- [PAGE]:
* begin *
The visibility cone is a representation of the directions along which the whole of the corresponding feature is visible. It is required that the visibility is related to points in the inspection workcell. This is attained by mapping the visibility cones to the surface of a sphere that has its origin at the centre of the turntable and has a radius equal to the distance from the centre of the turntable to the baseline of the cameras. The result of this mapping is that for each feature there will be a corresponding patch on the sphere, each point within this patch is a suitable sensor position for viewing that feature. In our system possible sensor positions lie on a great circle that surrounds the sphere, the orientation of which will depend on the pose of the object. For each object there will be a set of such circles, corresponding to the possible sensor planes, this number will be equal to the number of stable poses of the object.
2.
Faces are weighted based on their importance, e.g. higher weightings would be given to features that must be inspected to within small tolerances. Consider a large block with a small hole into which a pin is to be fitted. The size of the overall block may not be that important, though it will be important to ensure that the hole has been machined to within some tolerance to ensure that the pin fits properly. Particular special features, such as datum faces also require better views from which to be imaged since these will have to meet strict criteria and must allow accurate depth readings to be obtained from them.
* end *
- [EXERCISE INSTRUCTIONS]: According to the visibility cone passage, what is the number of possible sensor planes for an object equal to? Rely on the visibility cone passage alone.

Layout region records
* begin *
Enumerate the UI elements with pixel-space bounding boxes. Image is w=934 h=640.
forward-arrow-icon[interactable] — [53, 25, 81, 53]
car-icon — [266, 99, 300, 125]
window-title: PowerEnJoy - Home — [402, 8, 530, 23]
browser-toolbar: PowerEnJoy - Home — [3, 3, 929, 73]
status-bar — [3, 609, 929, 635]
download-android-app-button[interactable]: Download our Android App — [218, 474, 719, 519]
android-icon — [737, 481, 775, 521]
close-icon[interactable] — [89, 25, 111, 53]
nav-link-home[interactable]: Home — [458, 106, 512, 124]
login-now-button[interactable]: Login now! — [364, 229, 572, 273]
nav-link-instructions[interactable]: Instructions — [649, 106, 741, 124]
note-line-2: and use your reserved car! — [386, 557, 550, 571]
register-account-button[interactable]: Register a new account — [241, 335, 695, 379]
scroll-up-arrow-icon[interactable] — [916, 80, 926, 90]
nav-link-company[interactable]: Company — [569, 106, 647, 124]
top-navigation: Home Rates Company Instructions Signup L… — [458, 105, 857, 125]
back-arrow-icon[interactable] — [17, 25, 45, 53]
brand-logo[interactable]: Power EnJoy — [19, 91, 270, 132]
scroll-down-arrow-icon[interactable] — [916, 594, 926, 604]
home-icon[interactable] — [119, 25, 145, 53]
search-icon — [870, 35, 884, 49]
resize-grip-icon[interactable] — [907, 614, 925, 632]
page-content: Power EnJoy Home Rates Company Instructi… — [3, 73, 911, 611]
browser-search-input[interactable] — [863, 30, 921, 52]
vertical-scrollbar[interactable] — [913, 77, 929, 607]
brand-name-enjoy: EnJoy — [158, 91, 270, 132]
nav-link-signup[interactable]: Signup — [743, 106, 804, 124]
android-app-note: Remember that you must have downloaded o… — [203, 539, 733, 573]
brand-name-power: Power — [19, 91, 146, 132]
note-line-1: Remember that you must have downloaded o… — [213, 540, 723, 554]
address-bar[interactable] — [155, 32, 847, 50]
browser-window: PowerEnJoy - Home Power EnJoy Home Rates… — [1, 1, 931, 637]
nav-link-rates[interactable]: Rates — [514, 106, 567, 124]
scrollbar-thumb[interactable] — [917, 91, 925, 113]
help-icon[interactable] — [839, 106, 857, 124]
* end *
- [ANSWER FOR THE TASK]: It is equal to the number of stable poses of the object.